[Some records]
---*---

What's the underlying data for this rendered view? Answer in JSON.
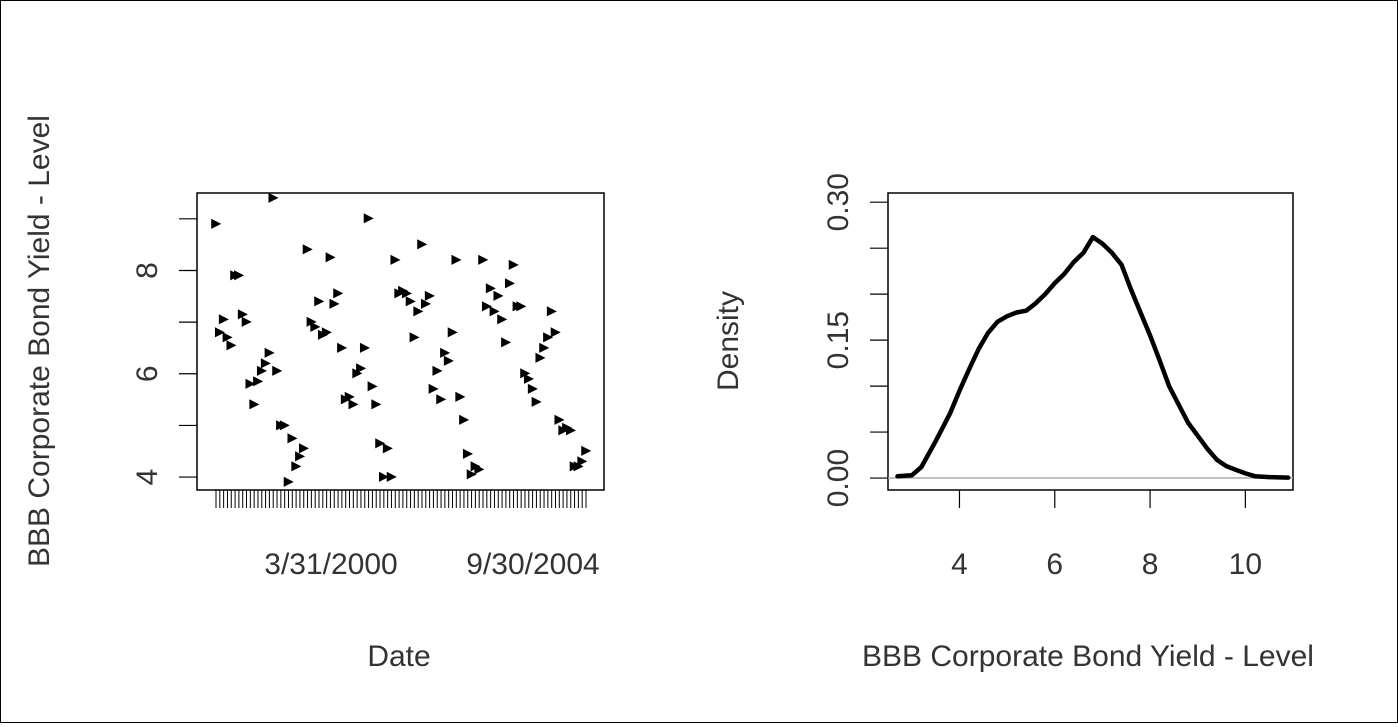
{
  "chart_data": [
    {
      "type": "scatter",
      "xlabel": "Date",
      "ylabel": "BBB Corporate Bond Yield - Level",
      "x_tick_labels": [
        "3/31/2000",
        "9/30/2004"
      ],
      "y_ticks": [
        4,
        5,
        6,
        7,
        8,
        9
      ],
      "y_tick_labels": [
        "4",
        "",
        "6",
        "",
        "8",
        ""
      ],
      "ylim": [
        3.75,
        9.5
      ],
      "grid": false,
      "x_is_categorical_dates": true,
      "values": [
        8.95,
        6.85,
        7.1,
        6.75,
        6.6,
        7.95,
        7.95,
        7.2,
        7.05,
        5.85,
        5.45,
        5.9,
        6.1,
        6.25,
        6.45,
        9.45,
        6.1,
        5.05,
        5.05,
        3.95,
        4.8,
        4.25,
        4.45,
        4.6,
        8.45,
        7.05,
        6.95,
        7.45,
        6.8,
        6.85,
        8.3,
        7.4,
        7.6,
        6.55,
        5.55,
        5.6,
        5.45,
        6.05,
        6.15,
        6.55,
        9.05,
        5.8,
        5.45,
        4.7,
        4.05,
        4.6,
        4.05,
        8.25,
        7.6,
        7.65,
        7.6,
        7.45,
        6.75,
        7.25,
        8.55,
        7.4,
        7.55,
        5.75,
        6.1,
        5.55,
        6.45,
        6.3,
        6.85,
        8.25,
        5.6,
        5.15,
        4.5,
        4.1,
        4.25,
        4.2,
        8.25,
        7.35,
        7.7,
        7.25,
        7.55,
        7.1,
        6.65,
        7.8,
        8.15,
        7.35,
        7.35,
        6.05,
        5.95,
        5.75,
        5.5,
        6.35,
        6.55,
        6.75,
        7.25,
        6.85,
        5.15,
        4.95,
        5.0,
        4.95,
        4.25,
        4.25,
        4.35,
        4.55
      ]
    },
    {
      "type": "line",
      "title": "",
      "xlabel": "BBB Corporate Bond Yield - Level",
      "ylabel": "Density",
      "x_ticks": [
        4,
        6,
        8,
        10
      ],
      "y_ticks": [
        0.0,
        0.05,
        0.1,
        0.15,
        0.2,
        0.25,
        0.3
      ],
      "y_tick_labels": [
        "0.00",
        "",
        "",
        "0.15",
        "",
        "",
        "0.30"
      ],
      "xlim": [
        2.5,
        11.0
      ],
      "ylim": [
        -0.013,
        0.31
      ],
      "baseline": 0,
      "grid": false,
      "x": [
        2.7,
        3.0,
        3.2,
        3.5,
        3.8,
        4.0,
        4.2,
        4.4,
        4.6,
        4.8,
        5.0,
        5.2,
        5.4,
        5.6,
        5.8,
        6.0,
        6.2,
        6.4,
        6.6,
        6.8,
        7.0,
        7.2,
        7.4,
        7.6,
        7.8,
        8.0,
        8.2,
        8.4,
        8.6,
        8.8,
        9.0,
        9.2,
        9.4,
        9.6,
        9.8,
        10.0,
        10.2,
        10.5,
        10.9
      ],
      "y": [
        0.002,
        0.003,
        0.012,
        0.04,
        0.07,
        0.095,
        0.118,
        0.14,
        0.158,
        0.17,
        0.176,
        0.18,
        0.182,
        0.19,
        0.2,
        0.212,
        0.222,
        0.235,
        0.245,
        0.262,
        0.255,
        0.245,
        0.232,
        0.205,
        0.18,
        0.155,
        0.128,
        0.1,
        0.08,
        0.06,
        0.046,
        0.032,
        0.02,
        0.013,
        0.009,
        0.005,
        0.002,
        0.001,
        0.0005
      ]
    }
  ]
}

---*---

__Aim__: Using the listing, collect all lines in which the string "ylabel" is found.

__Output of the task__:
      "ylabel": "BBB Corporate Bond Yield - Level",
      "ylabel": "Density",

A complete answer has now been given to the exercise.